_GOAL_
Where a line in the listing contains the string "color", copy that line out.

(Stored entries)
◆ ◆ ◆ ◆
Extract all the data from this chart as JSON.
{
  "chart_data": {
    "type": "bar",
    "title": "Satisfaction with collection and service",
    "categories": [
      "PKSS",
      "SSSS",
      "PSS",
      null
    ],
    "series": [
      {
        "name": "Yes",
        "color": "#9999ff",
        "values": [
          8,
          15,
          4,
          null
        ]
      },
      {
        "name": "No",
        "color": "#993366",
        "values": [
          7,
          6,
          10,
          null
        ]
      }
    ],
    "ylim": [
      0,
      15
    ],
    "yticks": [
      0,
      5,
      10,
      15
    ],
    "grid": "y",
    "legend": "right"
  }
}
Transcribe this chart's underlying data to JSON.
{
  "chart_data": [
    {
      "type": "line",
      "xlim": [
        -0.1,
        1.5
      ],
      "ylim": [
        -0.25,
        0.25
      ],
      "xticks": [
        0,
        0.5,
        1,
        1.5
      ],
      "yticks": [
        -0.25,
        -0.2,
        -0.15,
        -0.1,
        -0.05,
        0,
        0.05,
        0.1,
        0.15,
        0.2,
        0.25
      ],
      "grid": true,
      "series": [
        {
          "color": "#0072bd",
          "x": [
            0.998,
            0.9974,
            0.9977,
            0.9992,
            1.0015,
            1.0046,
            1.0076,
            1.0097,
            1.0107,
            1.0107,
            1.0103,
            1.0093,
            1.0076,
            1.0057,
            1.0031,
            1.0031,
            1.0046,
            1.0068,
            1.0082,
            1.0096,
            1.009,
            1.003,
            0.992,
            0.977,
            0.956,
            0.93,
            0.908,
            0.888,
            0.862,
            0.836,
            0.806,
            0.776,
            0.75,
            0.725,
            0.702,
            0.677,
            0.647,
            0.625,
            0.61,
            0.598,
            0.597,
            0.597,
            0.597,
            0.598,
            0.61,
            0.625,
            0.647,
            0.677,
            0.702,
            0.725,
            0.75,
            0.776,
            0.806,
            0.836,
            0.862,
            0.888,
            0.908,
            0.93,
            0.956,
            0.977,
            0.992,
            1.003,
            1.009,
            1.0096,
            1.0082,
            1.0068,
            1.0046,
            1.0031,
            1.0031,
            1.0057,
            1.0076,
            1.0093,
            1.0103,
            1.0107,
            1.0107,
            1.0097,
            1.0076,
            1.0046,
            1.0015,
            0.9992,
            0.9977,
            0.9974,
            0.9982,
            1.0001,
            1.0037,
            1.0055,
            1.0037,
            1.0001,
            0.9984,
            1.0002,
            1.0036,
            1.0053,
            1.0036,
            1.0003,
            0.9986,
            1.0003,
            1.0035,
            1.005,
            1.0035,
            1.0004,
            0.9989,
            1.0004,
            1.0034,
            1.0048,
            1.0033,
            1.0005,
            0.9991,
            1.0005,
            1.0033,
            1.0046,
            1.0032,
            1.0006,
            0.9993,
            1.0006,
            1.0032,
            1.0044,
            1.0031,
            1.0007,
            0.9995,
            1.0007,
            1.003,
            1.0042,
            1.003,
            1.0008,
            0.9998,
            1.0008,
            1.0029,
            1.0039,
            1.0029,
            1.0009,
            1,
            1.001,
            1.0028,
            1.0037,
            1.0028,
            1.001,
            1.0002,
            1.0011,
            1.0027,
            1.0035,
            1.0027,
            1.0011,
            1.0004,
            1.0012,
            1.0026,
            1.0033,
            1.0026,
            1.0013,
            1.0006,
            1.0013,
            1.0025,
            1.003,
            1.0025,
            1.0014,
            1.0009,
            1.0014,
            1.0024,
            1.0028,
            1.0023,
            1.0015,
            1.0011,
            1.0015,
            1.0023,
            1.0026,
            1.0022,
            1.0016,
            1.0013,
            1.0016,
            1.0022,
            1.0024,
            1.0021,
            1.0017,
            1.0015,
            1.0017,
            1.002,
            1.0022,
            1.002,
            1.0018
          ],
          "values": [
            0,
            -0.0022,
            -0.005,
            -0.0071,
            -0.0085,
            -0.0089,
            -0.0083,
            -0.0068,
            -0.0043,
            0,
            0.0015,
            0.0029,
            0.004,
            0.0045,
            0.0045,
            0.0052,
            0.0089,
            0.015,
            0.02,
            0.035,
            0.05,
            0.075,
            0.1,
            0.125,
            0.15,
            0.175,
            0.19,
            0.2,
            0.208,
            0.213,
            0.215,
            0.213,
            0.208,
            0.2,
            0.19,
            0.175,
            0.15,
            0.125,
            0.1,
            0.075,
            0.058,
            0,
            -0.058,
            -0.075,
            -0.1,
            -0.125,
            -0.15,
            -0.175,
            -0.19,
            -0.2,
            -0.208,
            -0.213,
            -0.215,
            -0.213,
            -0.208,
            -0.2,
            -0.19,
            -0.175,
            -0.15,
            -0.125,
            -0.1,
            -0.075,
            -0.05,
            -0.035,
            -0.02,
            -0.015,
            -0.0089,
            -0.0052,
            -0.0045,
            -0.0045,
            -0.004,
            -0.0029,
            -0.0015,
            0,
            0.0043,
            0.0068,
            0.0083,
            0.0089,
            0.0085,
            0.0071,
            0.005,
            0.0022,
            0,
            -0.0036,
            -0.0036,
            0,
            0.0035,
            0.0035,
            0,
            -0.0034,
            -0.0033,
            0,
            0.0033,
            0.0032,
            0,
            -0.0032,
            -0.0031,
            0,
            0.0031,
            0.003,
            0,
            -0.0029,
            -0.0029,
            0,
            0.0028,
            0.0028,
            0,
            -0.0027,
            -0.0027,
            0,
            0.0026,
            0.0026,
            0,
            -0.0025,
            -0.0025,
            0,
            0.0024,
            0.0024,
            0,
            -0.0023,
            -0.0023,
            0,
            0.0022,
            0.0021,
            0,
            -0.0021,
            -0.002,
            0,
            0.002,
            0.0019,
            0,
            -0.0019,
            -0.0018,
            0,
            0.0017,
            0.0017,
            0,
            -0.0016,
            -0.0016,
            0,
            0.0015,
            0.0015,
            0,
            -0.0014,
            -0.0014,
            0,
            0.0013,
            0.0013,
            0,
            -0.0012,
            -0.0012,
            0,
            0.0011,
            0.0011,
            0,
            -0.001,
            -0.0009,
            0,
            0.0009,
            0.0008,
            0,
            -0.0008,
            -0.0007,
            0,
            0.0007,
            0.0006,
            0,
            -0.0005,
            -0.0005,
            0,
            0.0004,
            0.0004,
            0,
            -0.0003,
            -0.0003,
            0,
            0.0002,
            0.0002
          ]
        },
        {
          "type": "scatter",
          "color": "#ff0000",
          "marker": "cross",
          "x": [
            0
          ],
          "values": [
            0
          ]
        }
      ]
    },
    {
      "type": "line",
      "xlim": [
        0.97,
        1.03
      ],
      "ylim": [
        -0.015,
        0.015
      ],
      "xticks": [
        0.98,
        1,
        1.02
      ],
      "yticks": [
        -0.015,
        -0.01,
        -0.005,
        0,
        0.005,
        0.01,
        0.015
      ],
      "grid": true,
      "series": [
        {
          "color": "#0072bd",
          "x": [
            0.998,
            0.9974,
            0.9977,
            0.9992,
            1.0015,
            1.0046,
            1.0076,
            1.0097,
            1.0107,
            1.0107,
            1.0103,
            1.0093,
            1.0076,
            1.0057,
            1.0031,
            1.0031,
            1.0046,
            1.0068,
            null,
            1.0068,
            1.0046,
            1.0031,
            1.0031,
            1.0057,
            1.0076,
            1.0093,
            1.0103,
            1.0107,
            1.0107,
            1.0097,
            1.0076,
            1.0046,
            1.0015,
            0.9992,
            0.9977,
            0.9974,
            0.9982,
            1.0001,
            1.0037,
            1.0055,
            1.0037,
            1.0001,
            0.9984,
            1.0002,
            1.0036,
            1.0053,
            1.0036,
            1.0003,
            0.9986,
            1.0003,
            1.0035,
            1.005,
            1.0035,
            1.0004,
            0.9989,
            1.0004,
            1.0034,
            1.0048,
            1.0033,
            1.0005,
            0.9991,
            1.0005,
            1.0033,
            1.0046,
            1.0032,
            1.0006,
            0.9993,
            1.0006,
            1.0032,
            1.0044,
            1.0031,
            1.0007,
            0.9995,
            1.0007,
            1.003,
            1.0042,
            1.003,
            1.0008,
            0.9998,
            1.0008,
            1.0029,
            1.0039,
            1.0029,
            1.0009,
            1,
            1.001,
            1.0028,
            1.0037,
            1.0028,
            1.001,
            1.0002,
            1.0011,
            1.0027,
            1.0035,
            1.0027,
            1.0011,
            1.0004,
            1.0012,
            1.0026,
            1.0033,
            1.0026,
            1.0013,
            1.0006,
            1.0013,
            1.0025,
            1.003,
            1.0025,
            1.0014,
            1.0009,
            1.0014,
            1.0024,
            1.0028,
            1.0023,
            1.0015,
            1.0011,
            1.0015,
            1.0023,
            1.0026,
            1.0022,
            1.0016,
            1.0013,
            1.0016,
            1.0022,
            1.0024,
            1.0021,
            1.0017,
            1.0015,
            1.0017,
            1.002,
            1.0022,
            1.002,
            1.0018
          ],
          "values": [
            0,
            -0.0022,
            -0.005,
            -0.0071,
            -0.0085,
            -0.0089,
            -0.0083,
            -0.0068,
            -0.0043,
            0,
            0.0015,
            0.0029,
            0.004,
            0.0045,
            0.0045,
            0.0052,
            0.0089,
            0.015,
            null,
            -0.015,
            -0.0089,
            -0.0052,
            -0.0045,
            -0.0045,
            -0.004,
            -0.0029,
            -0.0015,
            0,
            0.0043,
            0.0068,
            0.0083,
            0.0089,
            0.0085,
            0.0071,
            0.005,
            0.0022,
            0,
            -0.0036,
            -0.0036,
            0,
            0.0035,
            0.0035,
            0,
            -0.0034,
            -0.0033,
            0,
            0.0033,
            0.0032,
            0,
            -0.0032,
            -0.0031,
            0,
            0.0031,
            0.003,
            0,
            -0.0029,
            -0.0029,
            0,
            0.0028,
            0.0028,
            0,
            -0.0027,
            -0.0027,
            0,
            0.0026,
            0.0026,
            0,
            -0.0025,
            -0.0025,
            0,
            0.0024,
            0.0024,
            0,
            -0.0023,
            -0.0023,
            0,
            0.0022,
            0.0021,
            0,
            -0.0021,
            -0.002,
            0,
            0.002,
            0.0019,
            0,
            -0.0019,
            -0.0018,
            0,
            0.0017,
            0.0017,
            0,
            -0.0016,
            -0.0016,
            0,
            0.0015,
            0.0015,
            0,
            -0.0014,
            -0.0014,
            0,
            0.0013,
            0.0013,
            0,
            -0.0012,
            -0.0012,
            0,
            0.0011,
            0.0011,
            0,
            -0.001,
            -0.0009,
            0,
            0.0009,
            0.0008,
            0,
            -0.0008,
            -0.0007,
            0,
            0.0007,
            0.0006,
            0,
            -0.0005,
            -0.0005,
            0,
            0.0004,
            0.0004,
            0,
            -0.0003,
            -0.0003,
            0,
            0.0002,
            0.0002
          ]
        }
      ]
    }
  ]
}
◆ ◆ ◆ ◆
_TASK ANSWER_
        "color": "#9999ff",
        "color": "#993366",
          "color": "#0072bd",
          "color": "#ff0000",
          "color": "#0072bd",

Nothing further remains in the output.